## Short problem
Copy the lines of the records below word for word, only the stretch from the line containing "List each element" through the line containing "161, 288, 274]", including both of those lines.
╭──
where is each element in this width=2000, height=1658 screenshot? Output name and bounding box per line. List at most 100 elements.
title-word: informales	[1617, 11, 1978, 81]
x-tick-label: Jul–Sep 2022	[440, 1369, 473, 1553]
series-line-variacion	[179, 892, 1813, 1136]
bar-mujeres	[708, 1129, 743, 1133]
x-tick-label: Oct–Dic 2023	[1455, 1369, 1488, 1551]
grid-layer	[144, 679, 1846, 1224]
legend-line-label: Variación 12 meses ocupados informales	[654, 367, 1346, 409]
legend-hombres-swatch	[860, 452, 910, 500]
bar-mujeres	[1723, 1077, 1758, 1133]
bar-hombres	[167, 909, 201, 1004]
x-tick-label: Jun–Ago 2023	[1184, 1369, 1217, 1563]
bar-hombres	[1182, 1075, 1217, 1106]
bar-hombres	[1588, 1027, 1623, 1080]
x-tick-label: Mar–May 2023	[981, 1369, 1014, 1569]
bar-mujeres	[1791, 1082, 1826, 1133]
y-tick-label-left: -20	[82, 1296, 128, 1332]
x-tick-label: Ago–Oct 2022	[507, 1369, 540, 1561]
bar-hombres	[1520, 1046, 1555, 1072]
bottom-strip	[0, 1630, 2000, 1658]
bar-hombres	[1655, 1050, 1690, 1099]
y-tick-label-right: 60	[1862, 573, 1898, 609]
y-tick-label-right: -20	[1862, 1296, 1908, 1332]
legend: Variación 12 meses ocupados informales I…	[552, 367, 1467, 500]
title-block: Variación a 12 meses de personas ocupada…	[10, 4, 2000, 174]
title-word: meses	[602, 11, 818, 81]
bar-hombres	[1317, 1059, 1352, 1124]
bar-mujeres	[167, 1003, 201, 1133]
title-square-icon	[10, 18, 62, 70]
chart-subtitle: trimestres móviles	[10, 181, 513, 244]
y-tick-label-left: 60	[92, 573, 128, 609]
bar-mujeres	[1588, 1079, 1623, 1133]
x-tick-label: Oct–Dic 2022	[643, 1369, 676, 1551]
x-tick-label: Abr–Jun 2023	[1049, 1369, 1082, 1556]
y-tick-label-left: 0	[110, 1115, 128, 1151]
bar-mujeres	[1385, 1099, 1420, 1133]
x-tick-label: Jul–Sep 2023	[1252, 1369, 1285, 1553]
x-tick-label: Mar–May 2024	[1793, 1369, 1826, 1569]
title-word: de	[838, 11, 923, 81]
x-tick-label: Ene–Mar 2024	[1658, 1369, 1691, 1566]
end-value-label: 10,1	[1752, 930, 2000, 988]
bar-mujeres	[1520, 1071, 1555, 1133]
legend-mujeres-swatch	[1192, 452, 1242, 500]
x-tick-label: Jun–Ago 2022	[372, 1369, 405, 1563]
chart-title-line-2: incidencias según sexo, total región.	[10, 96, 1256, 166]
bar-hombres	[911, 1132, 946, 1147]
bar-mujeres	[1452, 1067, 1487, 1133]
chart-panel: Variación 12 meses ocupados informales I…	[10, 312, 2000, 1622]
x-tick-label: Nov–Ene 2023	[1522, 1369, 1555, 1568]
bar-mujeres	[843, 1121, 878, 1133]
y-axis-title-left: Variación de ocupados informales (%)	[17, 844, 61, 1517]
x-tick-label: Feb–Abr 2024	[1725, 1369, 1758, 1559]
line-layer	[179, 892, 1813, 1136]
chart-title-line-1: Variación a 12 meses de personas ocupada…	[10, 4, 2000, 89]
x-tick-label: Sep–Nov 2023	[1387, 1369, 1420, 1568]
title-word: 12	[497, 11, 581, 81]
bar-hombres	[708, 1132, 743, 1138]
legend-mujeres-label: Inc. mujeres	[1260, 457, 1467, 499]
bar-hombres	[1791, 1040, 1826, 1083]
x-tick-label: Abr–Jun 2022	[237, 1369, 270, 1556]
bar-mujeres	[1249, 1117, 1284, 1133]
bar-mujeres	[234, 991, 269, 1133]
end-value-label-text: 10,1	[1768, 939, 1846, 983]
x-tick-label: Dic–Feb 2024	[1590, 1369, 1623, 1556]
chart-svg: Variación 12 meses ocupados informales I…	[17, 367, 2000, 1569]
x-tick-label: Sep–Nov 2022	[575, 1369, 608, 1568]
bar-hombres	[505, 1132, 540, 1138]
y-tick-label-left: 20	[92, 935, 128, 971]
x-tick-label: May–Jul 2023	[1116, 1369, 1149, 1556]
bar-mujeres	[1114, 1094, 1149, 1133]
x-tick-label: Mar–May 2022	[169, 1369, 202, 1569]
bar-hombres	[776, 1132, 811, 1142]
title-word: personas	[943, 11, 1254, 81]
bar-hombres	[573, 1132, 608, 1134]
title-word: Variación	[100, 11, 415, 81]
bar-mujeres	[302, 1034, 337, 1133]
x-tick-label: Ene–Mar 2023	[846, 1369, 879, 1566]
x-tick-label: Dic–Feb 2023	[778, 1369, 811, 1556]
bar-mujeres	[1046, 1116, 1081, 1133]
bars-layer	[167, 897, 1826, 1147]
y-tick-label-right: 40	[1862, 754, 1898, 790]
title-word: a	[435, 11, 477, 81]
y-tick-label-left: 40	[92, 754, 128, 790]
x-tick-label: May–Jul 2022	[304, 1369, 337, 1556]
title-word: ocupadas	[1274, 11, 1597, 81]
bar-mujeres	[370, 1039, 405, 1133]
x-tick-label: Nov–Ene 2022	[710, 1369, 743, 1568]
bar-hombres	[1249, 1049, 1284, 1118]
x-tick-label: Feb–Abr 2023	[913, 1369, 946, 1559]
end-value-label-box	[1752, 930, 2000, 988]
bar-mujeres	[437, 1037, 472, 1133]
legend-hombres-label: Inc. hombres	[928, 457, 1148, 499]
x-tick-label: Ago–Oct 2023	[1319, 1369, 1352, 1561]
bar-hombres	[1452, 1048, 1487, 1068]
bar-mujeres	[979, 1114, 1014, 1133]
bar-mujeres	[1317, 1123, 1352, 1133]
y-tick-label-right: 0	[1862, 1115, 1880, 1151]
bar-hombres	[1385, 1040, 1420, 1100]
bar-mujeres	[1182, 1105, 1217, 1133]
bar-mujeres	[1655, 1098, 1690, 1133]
╰──
╭──
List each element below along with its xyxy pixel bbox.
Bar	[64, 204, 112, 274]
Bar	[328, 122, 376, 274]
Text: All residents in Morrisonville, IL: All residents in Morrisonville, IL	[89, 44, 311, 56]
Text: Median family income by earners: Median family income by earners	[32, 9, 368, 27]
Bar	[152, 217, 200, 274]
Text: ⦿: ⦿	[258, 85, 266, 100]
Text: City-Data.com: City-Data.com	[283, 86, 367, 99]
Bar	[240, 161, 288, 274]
╰──
## Task result
List each element below along with its xyxy pixel bbox.
Bar	[64, 204, 112, 274]
Bar	[328, 122, 376, 274]
Text: All residents in Morrisonville, IL: All residents in Morrisonville, IL	[89, 44, 311, 56]
Text: Median family income by earners: Median family income by earners	[32, 9, 368, 27]
Bar	[152, 217, 200, 274]
Text: ⦿: ⦿	[258, 85, 266, 100]
Text: City-Data.com: City-Data.com	[283, 86, 367, 99]
Bar	[240, 161, 288, 274]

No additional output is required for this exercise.